Records excerpted from a collection
★ ★ ★
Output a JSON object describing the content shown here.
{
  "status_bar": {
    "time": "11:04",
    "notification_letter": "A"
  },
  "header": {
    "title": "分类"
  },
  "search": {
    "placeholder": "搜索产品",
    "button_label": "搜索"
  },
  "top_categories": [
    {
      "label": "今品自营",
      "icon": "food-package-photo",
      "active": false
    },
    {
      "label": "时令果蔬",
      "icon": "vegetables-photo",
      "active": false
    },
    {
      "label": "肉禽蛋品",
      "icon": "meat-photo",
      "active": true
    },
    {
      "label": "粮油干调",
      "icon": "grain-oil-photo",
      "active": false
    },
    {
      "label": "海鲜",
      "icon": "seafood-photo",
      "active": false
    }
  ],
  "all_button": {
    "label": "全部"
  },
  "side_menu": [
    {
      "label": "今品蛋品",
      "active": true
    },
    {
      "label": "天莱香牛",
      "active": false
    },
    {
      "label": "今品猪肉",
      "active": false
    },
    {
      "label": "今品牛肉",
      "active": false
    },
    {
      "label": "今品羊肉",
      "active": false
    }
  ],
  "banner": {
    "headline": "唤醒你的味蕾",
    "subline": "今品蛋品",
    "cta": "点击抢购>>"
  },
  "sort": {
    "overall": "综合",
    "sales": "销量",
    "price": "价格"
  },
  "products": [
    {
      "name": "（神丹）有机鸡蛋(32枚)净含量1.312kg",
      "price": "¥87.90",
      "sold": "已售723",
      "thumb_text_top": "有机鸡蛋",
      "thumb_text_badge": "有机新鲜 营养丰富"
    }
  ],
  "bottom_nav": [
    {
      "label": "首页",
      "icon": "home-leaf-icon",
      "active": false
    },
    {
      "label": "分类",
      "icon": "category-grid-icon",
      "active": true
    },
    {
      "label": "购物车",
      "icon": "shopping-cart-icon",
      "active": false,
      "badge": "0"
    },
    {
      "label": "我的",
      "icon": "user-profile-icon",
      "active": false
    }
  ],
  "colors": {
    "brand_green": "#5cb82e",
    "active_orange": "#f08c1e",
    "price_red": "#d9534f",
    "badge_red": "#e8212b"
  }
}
★ ★ ★
WHAT IS EXPECTED :: Reproduce the whole listing word for word.

RESPONSE FOR THIS EXERCISE ::
Output a JSON object describing the content shown here.
{
  "status_bar": {
    "time": "11:04",
    "notification_letter": "A"
  },
  "header": {
    "title": "分类"
  },
  "search": {
    "placeholder": "搜索产品",
    "button_label": "搜索"
  },
  "top_categories": [
    {
      "label": "今品自营",
      "icon": "food-package-photo",
      "active": false
    },
    {
      "label": "时令果蔬",
      "icon": "vegetables-photo",
      "active": false
    },
    {
      "label": "肉禽蛋品",
      "icon": "meat-photo",
      "active": true
    },
    {
      "label": "粮油干调",
      "icon": "grain-oil-photo",
      "active": false
    },
    {
      "label": "海鲜",
      "icon": "seafood-photo",
      "active": false
    }
  ],
  "all_button": {
    "label": "全部"
  },
  "side_menu": [
    {
      "label": "今品蛋品",
      "active": true
    },
    {
      "label": "天莱香牛",
      "active": false
    },
    {
      "label": "今品猪肉",
      "active": false
    },
    {
      "label": "今品牛肉",
      "active": false
    },
    {
      "label": "今品羊肉",
      "active": false
    }
  ],
  "banner": {
    "headline": "唤醒你的味蕾",
    "subline": "今品蛋品",
    "cta": "点击抢购>>"
  },
  "sort": {
    "overall": "综合",
    "sales": "销量",
    "price": "价格"
  },
  "products": [
    {
      "name": "（神丹）有机鸡蛋(32枚)净含量1.312kg",
      "price": "¥87.90",
      "sold": "已售723",
      "thumb_text_top": "有机鸡蛋",
      "thumb_text_badge": "有机新鲜 营养丰富"
    }
  ],
  "bottom_nav": [
    {
      "label": "首页",
      "icon": "home-leaf-icon",
      "active": false
    },
    {
      "label": "分类",
      "icon": "category-grid-icon",
      "active": true
    },
    {
      "label": "购物车",
      "icon": "shopping-cart-icon",
      "active": false,
      "badge": "0"
    },
    {
      "label": "我的",
      "icon": "user-profile-icon",
      "active": false
    }
  ],
  "colors": {
    "brand_green": "#5cb82e",
    "active_orange": "#f08c1e",
    "price_red": "#d9534f",
    "badge_red": "#e8212b"
  }
}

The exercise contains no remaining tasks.